→ **Aim**
Using the data below, determine the number of lines that include the string "color". Write only that number.

•••••

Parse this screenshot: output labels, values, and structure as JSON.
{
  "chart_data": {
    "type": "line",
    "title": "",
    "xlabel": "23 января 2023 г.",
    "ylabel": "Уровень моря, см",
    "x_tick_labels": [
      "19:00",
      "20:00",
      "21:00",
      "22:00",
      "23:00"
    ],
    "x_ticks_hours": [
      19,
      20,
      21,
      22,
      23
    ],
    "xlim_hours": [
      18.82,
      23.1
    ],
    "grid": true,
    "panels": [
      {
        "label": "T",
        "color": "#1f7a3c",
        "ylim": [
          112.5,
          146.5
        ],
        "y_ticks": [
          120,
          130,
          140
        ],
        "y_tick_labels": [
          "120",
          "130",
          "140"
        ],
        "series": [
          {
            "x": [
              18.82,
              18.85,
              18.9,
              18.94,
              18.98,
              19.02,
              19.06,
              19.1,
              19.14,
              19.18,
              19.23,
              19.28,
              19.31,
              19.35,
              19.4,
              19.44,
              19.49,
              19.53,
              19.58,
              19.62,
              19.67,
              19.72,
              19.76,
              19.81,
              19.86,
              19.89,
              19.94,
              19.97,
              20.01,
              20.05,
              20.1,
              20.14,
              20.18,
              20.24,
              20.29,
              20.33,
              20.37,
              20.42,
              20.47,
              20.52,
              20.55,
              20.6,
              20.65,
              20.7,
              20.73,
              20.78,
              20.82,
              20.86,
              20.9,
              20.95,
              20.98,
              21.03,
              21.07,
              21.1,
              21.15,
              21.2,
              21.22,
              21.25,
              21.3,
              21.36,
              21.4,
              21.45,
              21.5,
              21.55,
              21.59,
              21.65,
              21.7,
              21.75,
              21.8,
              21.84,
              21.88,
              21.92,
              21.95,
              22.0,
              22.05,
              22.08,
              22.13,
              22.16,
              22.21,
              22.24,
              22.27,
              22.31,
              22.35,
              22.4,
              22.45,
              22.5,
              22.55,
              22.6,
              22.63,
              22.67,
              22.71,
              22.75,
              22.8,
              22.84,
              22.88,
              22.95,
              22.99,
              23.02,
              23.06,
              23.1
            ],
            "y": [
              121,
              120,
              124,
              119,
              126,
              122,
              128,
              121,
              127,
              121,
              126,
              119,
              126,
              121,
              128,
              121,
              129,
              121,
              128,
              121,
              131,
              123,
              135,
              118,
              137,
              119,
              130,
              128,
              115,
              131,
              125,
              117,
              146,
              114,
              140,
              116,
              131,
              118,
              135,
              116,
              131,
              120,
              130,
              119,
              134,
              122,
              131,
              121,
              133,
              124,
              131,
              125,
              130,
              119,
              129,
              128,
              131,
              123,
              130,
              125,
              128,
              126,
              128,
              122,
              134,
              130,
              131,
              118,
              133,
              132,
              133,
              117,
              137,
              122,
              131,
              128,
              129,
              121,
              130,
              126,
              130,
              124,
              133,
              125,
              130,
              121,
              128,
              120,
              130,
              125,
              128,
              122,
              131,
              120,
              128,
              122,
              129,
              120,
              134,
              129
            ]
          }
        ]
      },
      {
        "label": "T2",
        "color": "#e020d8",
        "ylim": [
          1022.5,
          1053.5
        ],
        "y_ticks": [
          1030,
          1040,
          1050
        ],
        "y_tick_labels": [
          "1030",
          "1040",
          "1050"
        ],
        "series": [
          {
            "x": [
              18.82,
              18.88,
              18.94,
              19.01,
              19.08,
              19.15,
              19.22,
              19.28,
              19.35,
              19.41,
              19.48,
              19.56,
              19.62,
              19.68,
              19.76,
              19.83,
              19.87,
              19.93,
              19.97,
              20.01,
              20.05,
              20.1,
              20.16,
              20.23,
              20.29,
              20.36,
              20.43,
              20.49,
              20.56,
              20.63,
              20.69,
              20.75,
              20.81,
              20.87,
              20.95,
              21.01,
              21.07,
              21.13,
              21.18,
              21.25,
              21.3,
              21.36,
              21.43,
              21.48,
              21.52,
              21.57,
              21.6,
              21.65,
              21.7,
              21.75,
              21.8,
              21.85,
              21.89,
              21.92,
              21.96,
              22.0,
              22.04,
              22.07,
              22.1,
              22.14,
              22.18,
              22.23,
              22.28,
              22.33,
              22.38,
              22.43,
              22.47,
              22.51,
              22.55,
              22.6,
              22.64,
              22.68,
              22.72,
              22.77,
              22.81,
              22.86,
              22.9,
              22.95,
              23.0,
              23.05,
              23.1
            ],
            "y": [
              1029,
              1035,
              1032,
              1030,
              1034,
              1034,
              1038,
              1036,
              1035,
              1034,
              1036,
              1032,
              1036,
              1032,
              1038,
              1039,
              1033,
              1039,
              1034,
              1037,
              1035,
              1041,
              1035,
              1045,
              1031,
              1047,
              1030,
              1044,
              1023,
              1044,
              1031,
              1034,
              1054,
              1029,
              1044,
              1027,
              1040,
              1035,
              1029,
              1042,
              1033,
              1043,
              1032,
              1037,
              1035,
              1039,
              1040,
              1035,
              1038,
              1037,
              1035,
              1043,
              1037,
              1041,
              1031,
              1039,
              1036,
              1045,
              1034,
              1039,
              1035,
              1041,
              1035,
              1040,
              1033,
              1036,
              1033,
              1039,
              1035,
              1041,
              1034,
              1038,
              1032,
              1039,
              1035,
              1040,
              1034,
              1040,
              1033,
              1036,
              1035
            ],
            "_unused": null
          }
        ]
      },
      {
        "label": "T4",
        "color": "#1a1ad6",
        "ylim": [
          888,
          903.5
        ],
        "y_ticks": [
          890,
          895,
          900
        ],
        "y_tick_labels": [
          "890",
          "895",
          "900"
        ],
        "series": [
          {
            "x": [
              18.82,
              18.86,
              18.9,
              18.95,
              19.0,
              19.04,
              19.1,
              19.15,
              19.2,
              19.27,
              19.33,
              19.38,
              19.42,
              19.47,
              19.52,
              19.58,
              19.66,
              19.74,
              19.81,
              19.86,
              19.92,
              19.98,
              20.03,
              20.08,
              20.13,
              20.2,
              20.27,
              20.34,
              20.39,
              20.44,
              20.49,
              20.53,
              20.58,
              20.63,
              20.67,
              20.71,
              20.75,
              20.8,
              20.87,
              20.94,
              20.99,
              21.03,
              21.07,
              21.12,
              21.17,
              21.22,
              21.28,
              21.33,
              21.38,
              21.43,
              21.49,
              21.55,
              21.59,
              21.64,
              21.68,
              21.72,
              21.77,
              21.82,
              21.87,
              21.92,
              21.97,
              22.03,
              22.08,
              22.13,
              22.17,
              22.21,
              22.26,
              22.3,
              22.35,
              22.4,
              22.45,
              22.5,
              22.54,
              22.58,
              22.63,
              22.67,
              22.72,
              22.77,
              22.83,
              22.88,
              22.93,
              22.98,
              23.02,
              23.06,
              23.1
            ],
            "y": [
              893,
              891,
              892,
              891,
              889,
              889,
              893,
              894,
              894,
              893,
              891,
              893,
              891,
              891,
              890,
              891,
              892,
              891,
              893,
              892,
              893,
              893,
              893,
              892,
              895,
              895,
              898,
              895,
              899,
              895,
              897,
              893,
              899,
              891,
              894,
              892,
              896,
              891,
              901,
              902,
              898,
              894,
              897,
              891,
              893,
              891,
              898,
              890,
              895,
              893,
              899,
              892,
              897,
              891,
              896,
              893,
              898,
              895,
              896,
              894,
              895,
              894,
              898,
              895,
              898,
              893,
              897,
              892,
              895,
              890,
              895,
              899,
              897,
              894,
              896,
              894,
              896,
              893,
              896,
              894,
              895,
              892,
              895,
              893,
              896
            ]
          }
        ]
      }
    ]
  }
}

•••••

→ **Task result**
3